* BEGIN Supplied records *
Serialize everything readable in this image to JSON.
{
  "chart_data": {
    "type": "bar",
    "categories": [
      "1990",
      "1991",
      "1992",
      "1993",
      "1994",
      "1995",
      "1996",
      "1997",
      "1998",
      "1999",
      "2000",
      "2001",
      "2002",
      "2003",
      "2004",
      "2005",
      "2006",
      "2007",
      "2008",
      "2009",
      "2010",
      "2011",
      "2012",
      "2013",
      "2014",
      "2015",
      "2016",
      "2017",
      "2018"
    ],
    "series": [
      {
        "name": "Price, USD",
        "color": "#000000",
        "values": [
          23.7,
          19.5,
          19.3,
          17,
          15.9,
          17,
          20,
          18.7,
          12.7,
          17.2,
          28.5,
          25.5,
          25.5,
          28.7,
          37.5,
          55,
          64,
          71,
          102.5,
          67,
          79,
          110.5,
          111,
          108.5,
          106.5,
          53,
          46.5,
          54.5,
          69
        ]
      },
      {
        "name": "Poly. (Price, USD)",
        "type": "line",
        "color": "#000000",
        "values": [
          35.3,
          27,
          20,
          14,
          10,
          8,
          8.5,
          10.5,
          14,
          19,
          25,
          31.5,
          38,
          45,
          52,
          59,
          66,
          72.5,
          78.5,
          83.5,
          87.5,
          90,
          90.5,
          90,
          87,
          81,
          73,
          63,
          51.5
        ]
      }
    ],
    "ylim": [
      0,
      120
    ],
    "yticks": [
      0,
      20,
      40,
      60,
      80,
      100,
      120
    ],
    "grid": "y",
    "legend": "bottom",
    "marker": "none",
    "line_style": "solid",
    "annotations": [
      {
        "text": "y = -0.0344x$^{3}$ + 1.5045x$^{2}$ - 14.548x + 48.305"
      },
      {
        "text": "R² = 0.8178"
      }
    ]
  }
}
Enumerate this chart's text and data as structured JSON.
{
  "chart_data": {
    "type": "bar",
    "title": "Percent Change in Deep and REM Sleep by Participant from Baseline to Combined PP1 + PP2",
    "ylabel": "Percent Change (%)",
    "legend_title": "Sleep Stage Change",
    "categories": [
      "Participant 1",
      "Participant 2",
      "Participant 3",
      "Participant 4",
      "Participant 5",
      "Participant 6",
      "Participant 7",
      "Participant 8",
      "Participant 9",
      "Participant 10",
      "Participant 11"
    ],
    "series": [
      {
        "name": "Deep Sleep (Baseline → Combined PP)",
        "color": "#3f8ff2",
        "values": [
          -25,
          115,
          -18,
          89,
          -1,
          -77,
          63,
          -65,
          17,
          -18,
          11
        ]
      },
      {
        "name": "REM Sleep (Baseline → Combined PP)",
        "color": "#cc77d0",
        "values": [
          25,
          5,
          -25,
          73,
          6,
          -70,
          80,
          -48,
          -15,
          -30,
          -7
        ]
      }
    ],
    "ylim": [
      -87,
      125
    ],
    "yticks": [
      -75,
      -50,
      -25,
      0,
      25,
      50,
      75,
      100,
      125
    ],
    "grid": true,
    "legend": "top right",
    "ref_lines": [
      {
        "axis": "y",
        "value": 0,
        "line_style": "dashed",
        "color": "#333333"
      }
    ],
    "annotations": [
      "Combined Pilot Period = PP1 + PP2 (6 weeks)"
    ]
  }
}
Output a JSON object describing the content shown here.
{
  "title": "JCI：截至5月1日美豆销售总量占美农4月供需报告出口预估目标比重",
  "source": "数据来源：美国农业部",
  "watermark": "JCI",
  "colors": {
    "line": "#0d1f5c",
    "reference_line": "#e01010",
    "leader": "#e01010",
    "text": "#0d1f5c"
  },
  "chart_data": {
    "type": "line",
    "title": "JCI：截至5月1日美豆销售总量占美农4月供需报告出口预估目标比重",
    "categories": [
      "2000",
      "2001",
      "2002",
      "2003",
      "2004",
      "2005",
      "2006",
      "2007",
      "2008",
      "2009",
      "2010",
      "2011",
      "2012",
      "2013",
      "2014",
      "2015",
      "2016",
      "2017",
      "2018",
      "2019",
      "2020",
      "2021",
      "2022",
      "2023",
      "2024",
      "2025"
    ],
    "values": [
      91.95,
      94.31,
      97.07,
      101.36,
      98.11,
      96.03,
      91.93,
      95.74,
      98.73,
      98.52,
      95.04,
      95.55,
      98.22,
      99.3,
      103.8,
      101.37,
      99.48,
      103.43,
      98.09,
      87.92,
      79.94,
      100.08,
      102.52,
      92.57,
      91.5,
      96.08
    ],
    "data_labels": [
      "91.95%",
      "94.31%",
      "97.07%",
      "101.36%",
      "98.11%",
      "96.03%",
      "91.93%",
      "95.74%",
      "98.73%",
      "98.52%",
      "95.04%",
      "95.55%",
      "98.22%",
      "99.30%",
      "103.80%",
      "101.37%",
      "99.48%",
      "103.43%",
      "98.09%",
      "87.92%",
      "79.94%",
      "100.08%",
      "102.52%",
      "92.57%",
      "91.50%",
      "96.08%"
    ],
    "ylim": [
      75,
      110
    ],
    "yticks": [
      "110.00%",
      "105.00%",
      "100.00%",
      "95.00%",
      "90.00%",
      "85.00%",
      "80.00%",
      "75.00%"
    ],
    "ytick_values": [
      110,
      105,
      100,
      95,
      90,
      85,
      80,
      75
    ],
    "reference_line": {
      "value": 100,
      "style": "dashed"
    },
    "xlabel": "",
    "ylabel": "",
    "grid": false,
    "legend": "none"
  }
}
* END Supplied records *
• [What is expected]:
Return each line where "type" shows up.

• [Correct result]:
    "type": "bar",
        "type": "line",
    "type": "bar",
    "type": "line",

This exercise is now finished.